# To be done
In the data below, locate each line with the word "channels" and list it.

##############################

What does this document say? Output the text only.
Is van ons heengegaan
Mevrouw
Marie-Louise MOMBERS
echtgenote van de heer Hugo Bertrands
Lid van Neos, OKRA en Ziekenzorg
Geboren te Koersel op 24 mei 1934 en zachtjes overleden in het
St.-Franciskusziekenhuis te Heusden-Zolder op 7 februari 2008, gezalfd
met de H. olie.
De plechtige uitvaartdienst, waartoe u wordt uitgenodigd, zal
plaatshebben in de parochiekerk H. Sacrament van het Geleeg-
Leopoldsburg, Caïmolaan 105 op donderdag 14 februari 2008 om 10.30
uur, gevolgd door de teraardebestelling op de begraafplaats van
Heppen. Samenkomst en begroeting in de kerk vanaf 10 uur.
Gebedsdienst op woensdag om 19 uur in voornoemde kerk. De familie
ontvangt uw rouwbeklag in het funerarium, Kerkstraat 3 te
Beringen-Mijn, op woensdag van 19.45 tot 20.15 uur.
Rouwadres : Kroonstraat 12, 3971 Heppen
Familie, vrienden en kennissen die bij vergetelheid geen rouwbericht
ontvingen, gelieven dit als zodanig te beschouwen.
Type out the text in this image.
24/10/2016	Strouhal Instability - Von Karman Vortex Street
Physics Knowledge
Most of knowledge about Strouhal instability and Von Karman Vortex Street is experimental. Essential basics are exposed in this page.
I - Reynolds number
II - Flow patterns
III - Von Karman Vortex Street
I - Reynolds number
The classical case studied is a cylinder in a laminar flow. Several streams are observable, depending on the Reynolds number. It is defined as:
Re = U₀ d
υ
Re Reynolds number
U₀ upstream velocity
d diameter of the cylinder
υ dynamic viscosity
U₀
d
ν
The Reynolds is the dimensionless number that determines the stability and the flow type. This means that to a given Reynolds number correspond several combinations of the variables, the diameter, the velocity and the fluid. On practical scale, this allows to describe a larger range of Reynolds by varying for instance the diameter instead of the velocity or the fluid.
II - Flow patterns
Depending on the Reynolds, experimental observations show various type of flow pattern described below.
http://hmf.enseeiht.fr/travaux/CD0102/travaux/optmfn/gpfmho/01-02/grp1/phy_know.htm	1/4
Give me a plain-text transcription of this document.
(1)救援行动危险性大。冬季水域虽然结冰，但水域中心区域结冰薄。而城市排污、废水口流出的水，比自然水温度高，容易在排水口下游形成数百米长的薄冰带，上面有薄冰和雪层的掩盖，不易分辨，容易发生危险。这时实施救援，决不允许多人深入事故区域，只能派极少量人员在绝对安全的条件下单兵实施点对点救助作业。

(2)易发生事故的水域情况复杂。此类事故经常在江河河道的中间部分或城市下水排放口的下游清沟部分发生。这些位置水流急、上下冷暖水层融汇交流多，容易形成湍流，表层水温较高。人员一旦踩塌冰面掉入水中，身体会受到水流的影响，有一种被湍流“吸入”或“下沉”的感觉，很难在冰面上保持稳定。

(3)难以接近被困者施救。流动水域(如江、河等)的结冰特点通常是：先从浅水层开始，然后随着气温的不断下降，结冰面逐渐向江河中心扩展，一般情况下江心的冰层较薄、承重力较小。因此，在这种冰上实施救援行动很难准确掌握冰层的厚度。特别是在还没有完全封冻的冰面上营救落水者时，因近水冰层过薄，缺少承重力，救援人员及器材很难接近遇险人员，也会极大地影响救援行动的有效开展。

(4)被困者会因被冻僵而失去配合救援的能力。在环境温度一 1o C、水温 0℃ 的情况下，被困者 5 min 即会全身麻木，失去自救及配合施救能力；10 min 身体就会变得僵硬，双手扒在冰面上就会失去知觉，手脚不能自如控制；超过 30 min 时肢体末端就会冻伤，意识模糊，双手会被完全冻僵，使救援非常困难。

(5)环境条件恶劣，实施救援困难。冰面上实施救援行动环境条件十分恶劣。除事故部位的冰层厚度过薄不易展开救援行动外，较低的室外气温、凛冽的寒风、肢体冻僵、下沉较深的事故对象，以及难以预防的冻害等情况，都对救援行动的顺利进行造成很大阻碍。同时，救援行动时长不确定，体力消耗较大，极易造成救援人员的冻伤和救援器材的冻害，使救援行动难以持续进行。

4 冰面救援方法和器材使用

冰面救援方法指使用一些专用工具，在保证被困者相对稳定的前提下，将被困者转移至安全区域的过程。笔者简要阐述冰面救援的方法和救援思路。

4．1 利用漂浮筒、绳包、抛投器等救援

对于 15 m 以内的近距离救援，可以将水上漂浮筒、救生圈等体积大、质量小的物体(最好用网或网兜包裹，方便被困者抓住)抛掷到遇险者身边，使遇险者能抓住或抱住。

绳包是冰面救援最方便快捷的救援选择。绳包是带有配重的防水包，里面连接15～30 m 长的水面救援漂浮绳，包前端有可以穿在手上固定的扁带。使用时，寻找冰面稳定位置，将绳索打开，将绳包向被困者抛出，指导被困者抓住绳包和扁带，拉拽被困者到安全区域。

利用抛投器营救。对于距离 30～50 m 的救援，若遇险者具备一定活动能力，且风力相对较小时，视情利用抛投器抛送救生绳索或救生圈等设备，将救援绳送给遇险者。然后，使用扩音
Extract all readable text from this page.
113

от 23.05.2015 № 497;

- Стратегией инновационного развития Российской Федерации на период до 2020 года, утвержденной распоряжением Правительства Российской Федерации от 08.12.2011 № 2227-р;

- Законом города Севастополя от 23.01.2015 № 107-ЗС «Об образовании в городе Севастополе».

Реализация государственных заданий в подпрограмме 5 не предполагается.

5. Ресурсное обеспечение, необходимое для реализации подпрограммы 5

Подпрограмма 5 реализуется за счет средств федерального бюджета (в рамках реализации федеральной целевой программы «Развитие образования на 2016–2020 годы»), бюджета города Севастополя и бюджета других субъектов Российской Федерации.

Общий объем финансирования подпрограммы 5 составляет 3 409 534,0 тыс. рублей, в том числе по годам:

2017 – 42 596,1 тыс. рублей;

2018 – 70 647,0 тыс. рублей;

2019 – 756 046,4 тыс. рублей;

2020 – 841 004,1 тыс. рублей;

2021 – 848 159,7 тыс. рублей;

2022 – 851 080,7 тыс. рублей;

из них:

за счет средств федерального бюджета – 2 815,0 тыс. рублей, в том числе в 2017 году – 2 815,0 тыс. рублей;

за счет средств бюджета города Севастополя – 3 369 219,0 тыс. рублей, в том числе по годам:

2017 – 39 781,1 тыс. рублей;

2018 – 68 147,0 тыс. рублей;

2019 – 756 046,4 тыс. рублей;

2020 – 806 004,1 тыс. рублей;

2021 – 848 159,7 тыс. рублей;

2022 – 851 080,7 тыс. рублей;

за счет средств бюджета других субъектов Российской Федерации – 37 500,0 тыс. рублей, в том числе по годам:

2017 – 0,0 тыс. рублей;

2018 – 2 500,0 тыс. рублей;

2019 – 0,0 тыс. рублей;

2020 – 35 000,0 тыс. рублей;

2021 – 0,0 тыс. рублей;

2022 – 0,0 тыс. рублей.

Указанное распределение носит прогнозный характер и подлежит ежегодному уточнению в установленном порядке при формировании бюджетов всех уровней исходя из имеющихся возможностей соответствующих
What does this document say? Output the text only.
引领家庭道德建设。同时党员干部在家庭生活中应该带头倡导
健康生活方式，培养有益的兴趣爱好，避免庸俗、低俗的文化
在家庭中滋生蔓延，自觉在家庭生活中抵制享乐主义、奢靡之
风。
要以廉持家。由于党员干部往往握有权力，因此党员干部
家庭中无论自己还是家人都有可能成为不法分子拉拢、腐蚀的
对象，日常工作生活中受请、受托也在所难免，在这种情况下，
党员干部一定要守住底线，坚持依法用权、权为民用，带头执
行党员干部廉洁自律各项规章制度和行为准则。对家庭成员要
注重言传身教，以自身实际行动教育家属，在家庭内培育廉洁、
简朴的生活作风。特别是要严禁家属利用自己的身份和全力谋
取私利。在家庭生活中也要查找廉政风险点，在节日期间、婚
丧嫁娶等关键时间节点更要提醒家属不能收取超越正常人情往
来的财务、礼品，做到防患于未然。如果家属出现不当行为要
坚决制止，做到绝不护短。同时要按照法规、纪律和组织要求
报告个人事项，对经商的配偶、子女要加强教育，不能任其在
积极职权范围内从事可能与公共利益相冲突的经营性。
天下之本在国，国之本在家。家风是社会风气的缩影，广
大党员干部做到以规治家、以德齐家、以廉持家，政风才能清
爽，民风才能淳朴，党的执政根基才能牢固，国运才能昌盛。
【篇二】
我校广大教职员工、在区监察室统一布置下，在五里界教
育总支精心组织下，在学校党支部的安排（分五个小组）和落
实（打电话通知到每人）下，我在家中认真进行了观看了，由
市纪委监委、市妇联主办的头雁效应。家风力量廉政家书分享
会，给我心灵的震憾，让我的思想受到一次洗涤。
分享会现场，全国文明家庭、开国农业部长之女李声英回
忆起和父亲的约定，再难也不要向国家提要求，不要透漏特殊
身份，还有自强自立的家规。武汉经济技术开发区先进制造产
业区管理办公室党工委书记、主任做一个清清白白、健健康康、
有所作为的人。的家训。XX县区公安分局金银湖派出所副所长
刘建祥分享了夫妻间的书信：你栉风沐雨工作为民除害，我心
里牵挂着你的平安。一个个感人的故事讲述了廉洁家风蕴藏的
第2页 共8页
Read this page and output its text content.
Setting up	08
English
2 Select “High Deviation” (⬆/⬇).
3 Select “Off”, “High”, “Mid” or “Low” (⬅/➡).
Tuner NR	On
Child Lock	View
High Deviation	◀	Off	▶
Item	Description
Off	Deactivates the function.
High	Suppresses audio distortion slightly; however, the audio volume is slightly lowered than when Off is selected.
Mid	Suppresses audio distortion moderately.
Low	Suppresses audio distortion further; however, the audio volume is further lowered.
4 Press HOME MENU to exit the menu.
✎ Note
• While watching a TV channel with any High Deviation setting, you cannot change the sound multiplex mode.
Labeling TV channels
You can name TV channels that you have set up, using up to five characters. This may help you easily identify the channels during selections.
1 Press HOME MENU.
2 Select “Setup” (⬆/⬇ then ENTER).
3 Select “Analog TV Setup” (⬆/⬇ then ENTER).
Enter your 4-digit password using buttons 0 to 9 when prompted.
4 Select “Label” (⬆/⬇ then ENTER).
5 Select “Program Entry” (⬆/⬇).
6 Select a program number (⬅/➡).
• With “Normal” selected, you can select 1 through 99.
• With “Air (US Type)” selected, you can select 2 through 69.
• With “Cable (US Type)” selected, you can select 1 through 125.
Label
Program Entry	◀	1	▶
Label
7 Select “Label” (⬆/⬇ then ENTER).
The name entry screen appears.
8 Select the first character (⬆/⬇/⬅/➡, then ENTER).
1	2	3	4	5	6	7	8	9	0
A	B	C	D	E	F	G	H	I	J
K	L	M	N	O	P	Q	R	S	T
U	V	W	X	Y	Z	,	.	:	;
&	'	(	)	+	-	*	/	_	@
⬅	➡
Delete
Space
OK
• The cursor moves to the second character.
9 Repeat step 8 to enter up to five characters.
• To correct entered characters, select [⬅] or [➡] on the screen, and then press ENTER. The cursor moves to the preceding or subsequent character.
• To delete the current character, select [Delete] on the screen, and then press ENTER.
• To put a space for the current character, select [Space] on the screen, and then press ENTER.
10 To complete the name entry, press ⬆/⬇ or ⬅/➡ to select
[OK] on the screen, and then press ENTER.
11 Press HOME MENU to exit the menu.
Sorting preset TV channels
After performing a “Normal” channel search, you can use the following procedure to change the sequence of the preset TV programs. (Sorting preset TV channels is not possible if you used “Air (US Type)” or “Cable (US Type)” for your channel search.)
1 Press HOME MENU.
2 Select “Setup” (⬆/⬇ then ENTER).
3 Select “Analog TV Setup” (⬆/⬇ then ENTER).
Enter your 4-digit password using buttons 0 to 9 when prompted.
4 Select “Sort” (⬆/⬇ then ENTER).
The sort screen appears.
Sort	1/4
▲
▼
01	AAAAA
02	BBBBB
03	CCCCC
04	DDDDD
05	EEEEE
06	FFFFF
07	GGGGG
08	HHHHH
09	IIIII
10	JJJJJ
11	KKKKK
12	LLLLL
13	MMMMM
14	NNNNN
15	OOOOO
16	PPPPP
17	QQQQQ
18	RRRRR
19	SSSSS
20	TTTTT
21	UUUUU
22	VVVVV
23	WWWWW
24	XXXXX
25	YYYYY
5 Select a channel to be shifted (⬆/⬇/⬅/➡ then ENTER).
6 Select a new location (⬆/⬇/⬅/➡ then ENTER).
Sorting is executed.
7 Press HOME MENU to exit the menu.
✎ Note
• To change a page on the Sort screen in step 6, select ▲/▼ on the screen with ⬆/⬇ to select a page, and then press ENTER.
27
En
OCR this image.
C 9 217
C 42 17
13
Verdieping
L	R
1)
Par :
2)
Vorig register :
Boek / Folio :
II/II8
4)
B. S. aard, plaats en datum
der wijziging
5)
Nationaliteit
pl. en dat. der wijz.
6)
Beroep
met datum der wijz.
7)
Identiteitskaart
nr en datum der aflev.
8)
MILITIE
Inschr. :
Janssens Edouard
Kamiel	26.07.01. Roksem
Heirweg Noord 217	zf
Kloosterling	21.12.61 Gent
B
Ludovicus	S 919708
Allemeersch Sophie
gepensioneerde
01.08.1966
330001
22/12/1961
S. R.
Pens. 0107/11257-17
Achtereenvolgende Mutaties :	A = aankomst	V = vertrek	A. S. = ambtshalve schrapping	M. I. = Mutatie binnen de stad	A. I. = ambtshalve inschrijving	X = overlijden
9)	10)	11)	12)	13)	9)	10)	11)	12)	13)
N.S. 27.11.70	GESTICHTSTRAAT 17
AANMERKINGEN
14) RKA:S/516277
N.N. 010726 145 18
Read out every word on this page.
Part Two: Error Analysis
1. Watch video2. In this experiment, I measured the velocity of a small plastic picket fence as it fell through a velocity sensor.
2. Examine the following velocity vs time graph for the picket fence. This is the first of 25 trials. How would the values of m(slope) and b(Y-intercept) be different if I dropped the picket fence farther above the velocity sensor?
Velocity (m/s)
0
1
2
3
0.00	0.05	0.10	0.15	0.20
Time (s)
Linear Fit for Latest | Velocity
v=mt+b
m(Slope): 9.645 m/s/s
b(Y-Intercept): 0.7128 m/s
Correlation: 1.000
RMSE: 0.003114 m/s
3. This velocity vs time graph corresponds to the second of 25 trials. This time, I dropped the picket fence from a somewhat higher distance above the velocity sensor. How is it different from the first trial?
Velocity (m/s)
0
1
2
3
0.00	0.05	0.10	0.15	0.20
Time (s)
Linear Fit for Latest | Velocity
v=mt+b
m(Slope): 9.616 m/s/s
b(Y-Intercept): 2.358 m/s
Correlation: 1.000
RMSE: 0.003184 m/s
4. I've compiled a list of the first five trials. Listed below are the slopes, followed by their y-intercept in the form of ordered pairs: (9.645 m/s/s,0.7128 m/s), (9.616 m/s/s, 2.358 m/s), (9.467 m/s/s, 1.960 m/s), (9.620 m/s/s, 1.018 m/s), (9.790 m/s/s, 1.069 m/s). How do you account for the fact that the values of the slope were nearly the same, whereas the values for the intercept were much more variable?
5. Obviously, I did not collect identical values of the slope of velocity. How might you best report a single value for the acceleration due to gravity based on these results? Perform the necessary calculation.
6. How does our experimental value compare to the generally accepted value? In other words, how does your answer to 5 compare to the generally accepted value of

##############################

# Exercise result
Labeling TV channels
You can name TV channels that you have set up, using up to five characters. This may help you easily identify the channels during selections.
Sorting preset TV channels
After performing a “Normal” channel search, you can use the following procedure to change the sequence of the preset TV programs. (Sorting preset TV channels is not possible if you used “Air (US Type)” or “Cable (US Type)” for your channel search.)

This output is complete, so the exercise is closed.